* begin PROVIDED RECORDS *

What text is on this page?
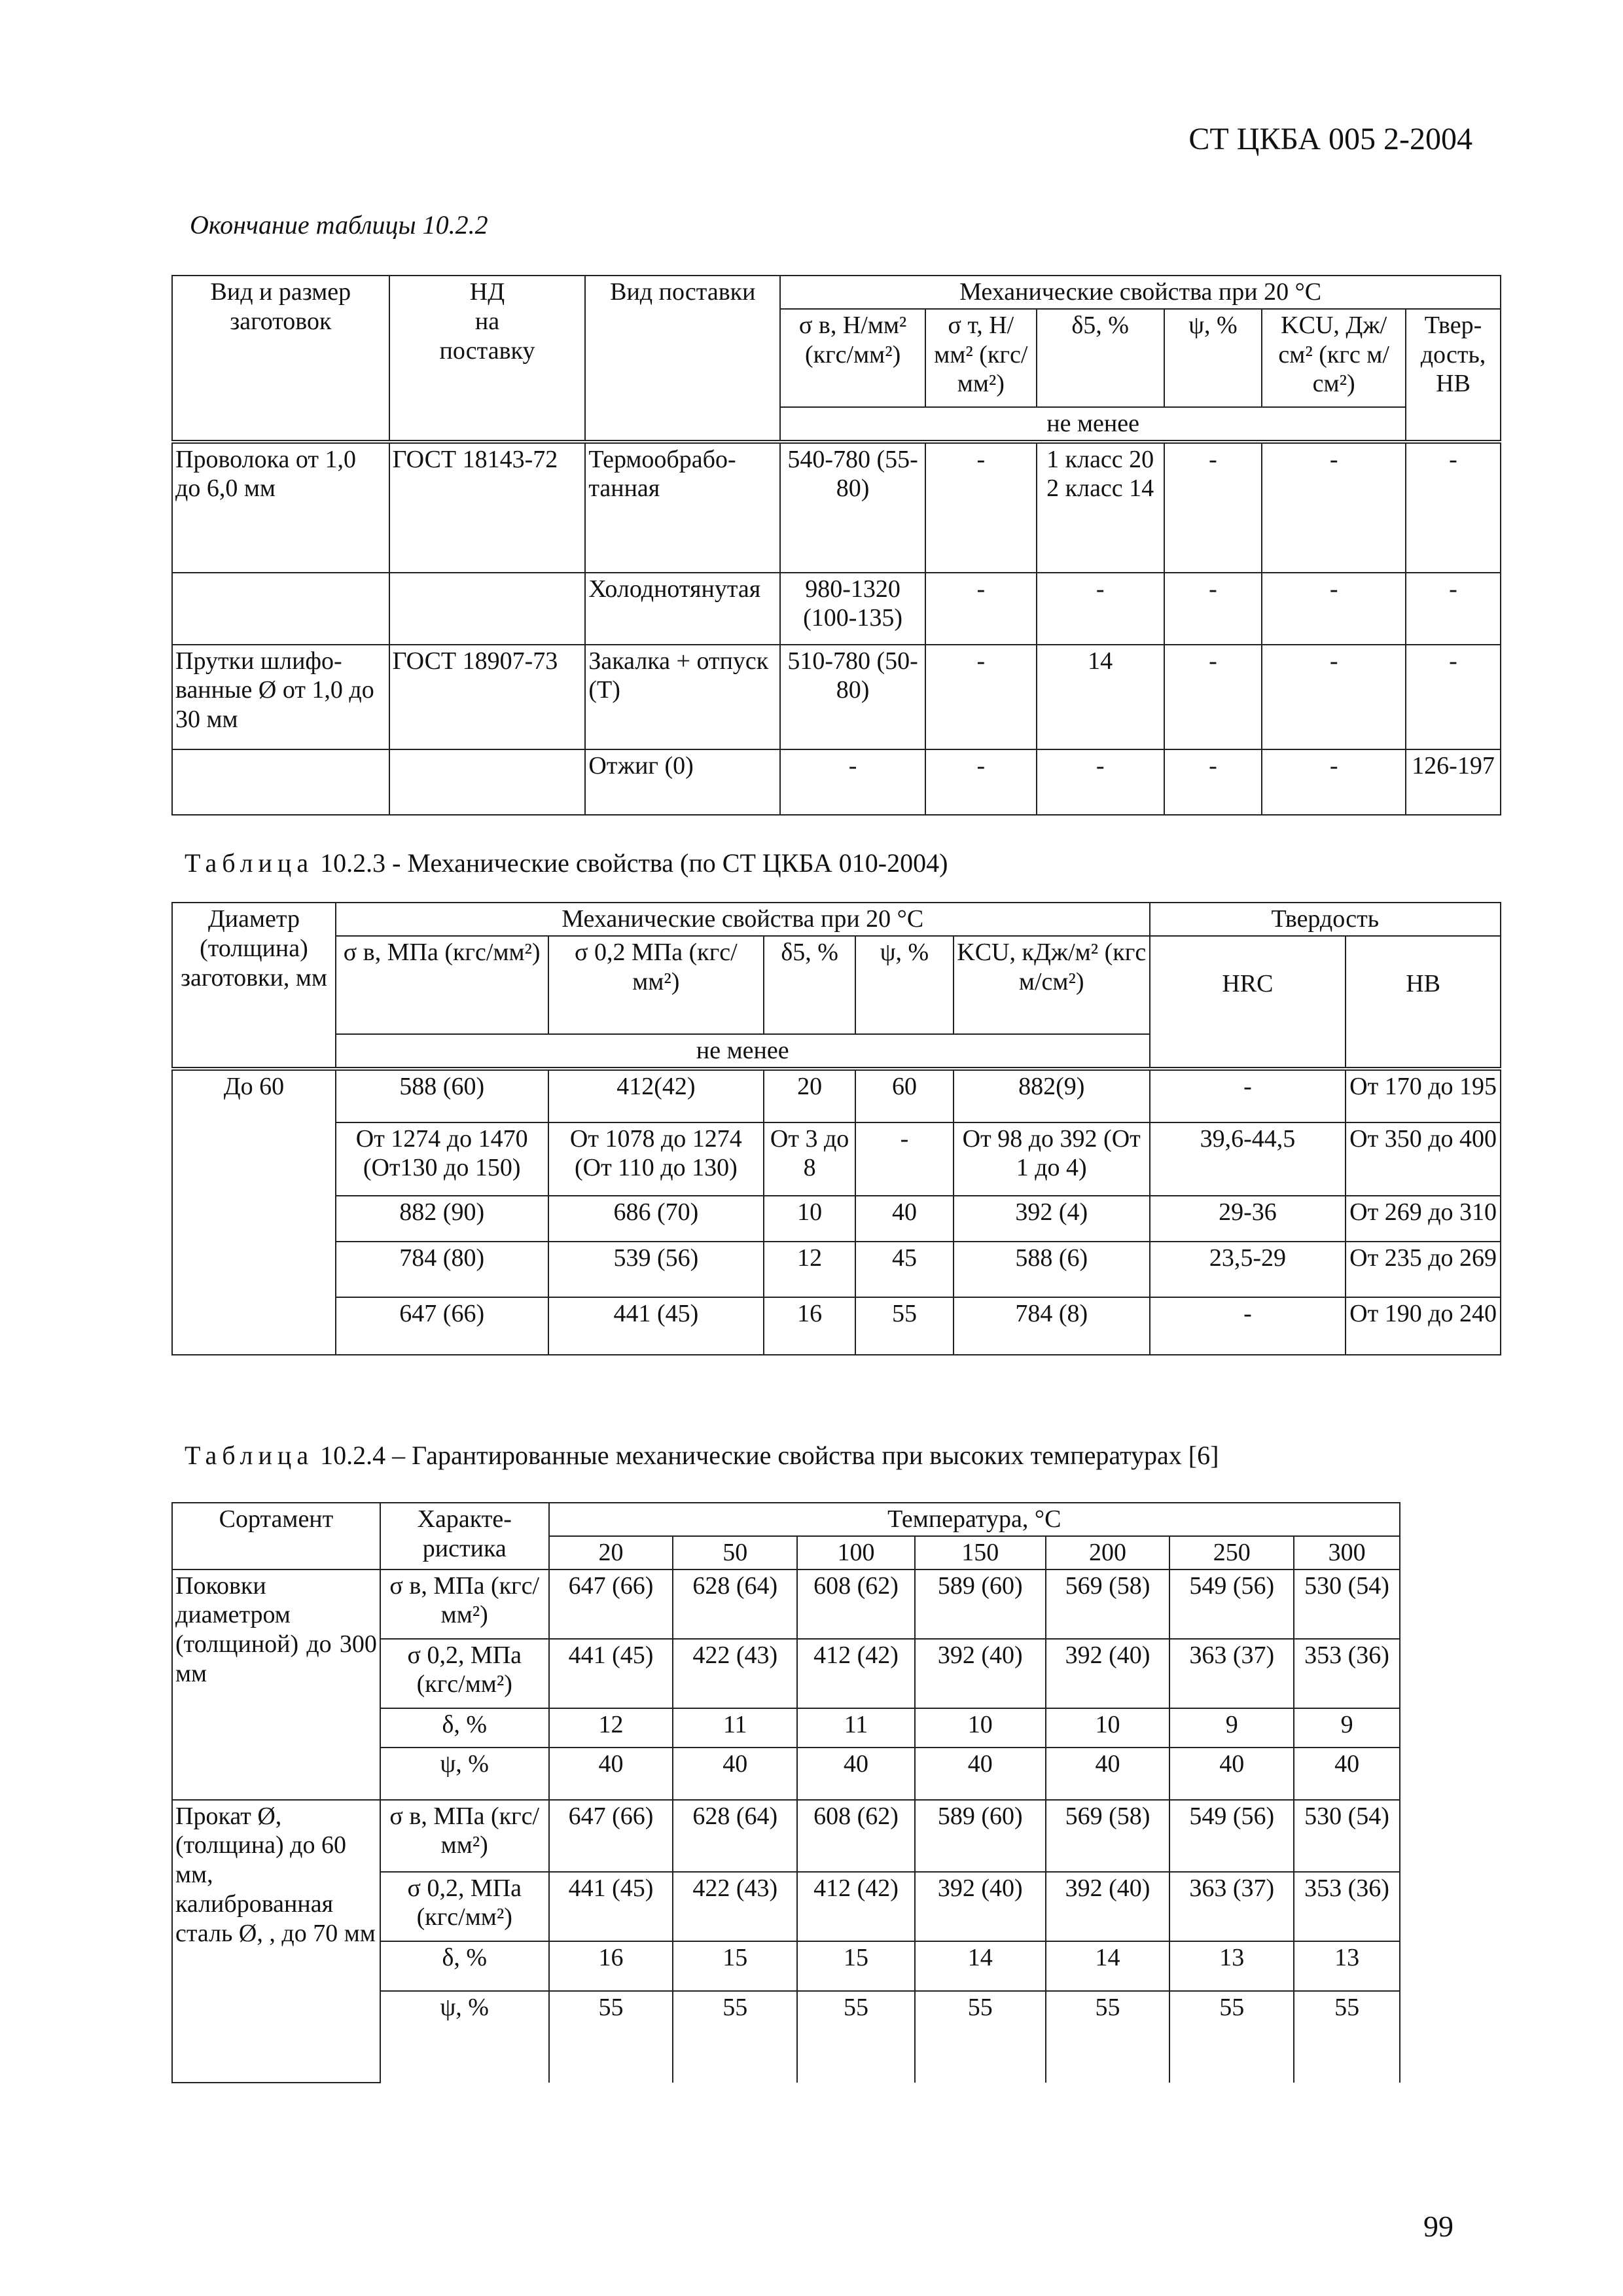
СТ ЦКБА 005 2-2004
Окончание таблицы 10.2.2
Вид и размер заготовок	НД
на
поставку	Вид поставки	Механические свойства при 20 °С					
			σ в, Н/мм² (кгс/мм²)	σ т, Н/мм² (кгс/мм²)	δ5, %	ψ, %	KCU, Дж/см² (кгс м/см²)	Твер-дость, НВ
			не менее					
Проволока от 1,0 до 6,0 мм	ГОСТ 18143-72	Термообрабо-танная	540-780 (55-80)	-	1 класс 20 2 класс 14	-	-	-
		Холоднотянутая	980-1320 (100-135)	-	-	-	-	-
Прутки шлифо-ванные Ø от 1,0 до 30 мм	ГОСТ 18907-73	Закалка + отпуск (Т)	510-780 (50-80)	-	14	-	-	-
		Отжиг (0)	-	-	-	-	-	126-197
Таблица 10.2.3 - Механические свойства (по СТ ЦКБА 010-2004)
Диаметр (толщина) заготовки, мм	Механические свойства при 20 °С					Твердость	
	σ в, МПа (кгс/мм²)	σ 0,2 МПа (кгс/мм²)	δ5, %	ψ, %	KCU, кДж/м² (кгс м/см²)	HRC	HB
	не менее						
До 60	588 (60)	412(42)	20	60	882(9)	-	От 170 до 195
	От 1274 до 1470 (От130 до 150)	От 1078 до 1274 (От 110 до 130)	От 3 до 8	-	От 98 до 392 (От 1 до 4)	39,6-44,5	От 350 до 400
	882 (90)	686 (70)	10	40	392 (4)	29-36	От 269 до 310
	784 (80)	539 (56)	12	45	588 (6)	23,5-29	От 235 до 269
	647 (66)	441 (45)	16	55	784 (8)	-	От 190 до 240
Таблица 10.2.4 – Гарантированные механические свойства при высоких температурах [6]
Сортамент	Характе-ристика	Температура, °С						
		20	50	100	150	200	250	300
Поковки диаметром (толщиной) до 300 мм	σ в, МПа (кгс/мм²)	647 (66)	628 (64)	608 (62)	589 (60)	569 (58)	549 (56)	530 (54)
	σ 0,2, МПа (кгс/мм²)	441 (45)	422 (43)	412 (42)	392 (40)	392 (40)	363 (37)	353 (36)
	δ, %	12	11	11	10	10	9	9
	ψ, %	40	40	40	40	40	40	40
Прокат Ø, (толщина) до 60 мм, калиброванная сталь Ø, , до 70 мм	σ в, МПа (кгс/мм²)	647 (66)	628 (64)	608 (62)	589 (60)	569 (58)	549 (56)	530 (54)
	σ 0,2, МПа (кгс/мм²)	441 (45)	422 (43)	412 (42)	392 (40)	392 (40)	363 (37)	353 (36)
	δ, %	16	15	15	14	14	13	13
	ψ, %	55	55	55	55	55	55	55
99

* end PROVIDED RECORDS *

▶ TASK PROMPT: For this exercise, gather every line of the data that contains the word "Таблица".

▶ ANSWER TO THIS TASK:
Таблица 10.2.3 - Механические свойства (по СТ ЦКБА 010-2004)
Таблица 10.2.4 – Гарантированные механические свойства при высоких температурах [6]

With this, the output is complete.